[start Raw data]

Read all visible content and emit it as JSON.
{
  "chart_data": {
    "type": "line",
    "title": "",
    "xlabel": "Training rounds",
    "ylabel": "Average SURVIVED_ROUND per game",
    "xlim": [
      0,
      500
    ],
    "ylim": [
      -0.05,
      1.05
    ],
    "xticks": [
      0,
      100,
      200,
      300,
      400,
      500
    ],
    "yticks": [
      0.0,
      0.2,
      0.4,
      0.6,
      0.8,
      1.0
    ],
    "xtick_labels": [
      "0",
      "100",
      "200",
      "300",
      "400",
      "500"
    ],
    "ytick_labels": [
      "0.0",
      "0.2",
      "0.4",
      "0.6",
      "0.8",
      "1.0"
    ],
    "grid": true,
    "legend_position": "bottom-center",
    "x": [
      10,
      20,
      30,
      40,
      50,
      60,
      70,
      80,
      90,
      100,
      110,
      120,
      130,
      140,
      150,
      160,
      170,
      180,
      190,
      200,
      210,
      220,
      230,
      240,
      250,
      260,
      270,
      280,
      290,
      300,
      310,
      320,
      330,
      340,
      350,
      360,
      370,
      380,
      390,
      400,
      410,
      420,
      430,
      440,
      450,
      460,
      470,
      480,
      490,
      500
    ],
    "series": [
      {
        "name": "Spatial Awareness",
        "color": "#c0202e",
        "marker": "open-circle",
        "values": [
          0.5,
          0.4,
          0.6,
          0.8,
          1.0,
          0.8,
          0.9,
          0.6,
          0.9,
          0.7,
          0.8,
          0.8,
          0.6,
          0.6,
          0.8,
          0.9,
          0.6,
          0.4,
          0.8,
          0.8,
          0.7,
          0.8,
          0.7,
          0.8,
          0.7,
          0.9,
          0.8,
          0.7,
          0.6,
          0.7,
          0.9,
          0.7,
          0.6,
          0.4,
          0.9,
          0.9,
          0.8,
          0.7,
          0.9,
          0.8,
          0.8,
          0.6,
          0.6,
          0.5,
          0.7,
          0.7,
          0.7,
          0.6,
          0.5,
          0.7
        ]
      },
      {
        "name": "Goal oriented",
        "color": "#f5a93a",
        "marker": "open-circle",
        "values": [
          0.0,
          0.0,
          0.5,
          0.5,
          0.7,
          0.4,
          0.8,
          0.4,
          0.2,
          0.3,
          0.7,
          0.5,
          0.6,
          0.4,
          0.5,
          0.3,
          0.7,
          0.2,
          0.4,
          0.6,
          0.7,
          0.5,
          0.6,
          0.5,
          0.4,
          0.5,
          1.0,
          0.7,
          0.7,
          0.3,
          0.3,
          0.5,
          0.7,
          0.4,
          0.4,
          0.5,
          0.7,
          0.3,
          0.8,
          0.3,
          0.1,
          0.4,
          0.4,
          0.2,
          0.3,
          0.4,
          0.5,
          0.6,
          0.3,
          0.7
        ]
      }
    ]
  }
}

[end Raw data]

▸ **Written request**: Make an exact copy of every line in the data.

▸ **The completed task**:
Read all visible content and emit it as JSON.
{
  "chart_data": {
    "type": "line",
    "title": "",
    "xlabel": "Training rounds",
    "ylabel": "Average SURVIVED_ROUND per game",
    "xlim": [
      0,
      500
    ],
    "ylim": [
      -0.05,
      1.05
    ],
    "xticks": [
      0,
      100,
      200,
      300,
      400,
      500
    ],
    "yticks": [
      0.0,
      0.2,
      0.4,
      0.6,
      0.8,
      1.0
    ],
    "xtick_labels": [
      "0",
      "100",
      "200",
      "300",
      "400",
      "500"
    ],
    "ytick_labels": [
      "0.0",
      "0.2",
      "0.4",
      "0.6",
      "0.8",
      "1.0"
    ],
    "grid": true,
    "legend_position": "bottom-center",
    "x": [
      10,
      20,
      30,
      40,
      50,
      60,
      70,
      80,
      90,
      100,
      110,
      120,
      130,
      140,
      150,
      160,
      170,
      180,
      190,
      200,
      210,
      220,
      230,
      240,
      250,
      260,
      270,
      280,
      290,
      300,
      310,
      320,
      330,
      340,
      350,
      360,
      370,
      380,
      390,
      400,
      410,
      420,
      430,
      440,
      450,
      460,
      470,
      480,
      490,
      500
    ],
    "series": [
      {
        "name": "Spatial Awareness",
        "color": "#c0202e",
        "marker": "open-circle",
        "values": [
          0.5,
          0.4,
          0.6,
          0.8,
          1.0,
          0.8,
          0.9,
          0.6,
          0.9,
          0.7,
          0.8,
          0.8,
          0.6,
          0.6,
          0.8,
          0.9,
          0.6,
          0.4,
          0.8,
          0.8,
          0.7,
          0.8,
          0.7,
          0.8,
          0.7,
          0.9,
          0.8,
          0.7,
          0.6,
          0.7,
          0.9,
          0.7,
          0.6,
          0.4,
          0.9,
          0.9,
          0.8,
          0.7,
          0.9,
          0.8,
          0.8,
          0.6,
          0.6,
          0.5,
          0.7,
          0.7,
          0.7,
          0.6,
          0.5,
          0.7
        ]
      },
      {
        "name": "Goal oriented",
        "color": "#f5a93a",
        "marker": "open-circle",
        "values": [
          0.0,
          0.0,
          0.5,
          0.5,
          0.7,
          0.4,
          0.8,
          0.4,
          0.2,
          0.3,
          0.7,
          0.5,
          0.6,
          0.4,
          0.5,
          0.3,
          0.7,
          0.2,
          0.4,
          0.6,
          0.7,
          0.5,
          0.6,
          0.5,
          0.4,
          0.5,
          1.0,
          0.7,
          0.7,
          0.3,
          0.3,
          0.5,
          0.7,
          0.4,
          0.4,
          0.5,
          0.7,
          0.3,
          0.8,
          0.3,
          0.1,
          0.4,
          0.4,
          0.2,
          0.3,
          0.4,
          0.5,
          0.6,
          0.3,
          0.7
        ]
      }
    ]
  }
}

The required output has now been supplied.